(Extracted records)

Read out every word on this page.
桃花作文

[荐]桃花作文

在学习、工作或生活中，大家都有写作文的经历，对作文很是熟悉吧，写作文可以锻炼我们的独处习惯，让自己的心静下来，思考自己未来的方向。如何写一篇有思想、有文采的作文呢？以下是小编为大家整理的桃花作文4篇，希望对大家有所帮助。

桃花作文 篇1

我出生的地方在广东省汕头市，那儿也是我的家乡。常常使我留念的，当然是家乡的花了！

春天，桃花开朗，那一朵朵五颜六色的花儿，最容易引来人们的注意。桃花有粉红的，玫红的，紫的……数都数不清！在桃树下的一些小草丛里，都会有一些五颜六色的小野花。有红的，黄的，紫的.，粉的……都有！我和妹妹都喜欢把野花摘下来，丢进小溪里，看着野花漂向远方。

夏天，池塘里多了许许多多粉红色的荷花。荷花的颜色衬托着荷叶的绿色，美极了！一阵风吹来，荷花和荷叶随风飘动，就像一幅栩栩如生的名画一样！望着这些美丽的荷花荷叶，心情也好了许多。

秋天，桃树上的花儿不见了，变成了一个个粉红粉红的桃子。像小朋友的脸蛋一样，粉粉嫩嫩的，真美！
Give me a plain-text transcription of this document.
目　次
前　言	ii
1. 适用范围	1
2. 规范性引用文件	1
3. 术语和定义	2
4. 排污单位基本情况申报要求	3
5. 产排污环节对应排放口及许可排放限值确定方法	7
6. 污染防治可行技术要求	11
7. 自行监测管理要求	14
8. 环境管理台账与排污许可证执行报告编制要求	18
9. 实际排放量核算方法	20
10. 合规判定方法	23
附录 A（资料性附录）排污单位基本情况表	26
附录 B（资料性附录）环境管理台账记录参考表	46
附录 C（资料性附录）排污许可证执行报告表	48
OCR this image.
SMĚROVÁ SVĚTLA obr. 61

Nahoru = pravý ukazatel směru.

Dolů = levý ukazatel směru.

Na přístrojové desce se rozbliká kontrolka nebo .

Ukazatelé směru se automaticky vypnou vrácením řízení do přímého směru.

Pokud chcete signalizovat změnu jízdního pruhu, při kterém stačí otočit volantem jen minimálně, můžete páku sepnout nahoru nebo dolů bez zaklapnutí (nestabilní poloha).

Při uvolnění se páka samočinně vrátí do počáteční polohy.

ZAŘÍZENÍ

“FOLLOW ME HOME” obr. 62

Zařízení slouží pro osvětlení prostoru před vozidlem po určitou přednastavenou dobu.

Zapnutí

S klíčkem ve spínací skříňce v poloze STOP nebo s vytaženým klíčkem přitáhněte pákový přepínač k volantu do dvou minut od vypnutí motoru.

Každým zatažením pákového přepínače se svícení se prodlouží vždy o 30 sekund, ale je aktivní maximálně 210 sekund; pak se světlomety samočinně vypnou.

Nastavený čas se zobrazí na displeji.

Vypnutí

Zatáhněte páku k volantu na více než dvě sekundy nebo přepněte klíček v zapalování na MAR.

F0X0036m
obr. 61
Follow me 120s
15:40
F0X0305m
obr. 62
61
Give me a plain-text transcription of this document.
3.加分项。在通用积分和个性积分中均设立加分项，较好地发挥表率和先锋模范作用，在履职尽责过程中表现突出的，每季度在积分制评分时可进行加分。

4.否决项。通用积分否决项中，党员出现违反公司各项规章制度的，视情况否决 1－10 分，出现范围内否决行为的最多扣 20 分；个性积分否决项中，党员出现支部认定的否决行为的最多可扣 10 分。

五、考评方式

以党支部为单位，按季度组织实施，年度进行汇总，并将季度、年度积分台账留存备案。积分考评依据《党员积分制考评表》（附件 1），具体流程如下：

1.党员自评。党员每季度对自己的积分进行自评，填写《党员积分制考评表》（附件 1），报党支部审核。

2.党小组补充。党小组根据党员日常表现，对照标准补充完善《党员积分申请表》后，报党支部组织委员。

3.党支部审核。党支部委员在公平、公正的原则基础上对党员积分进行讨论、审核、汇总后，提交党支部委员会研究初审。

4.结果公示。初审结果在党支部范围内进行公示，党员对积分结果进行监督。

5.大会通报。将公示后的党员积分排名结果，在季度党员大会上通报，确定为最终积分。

■ **What to do**
Which lines contain "资料性附录"? Copy each of them.

■ **Result of this task**
附录 A（资料性附录）排污单位基本情况表	26
附录 B（资料性附录）环境管理台账记录参考表	46
附录 C（资料性附录）排污许可证执行报告表	48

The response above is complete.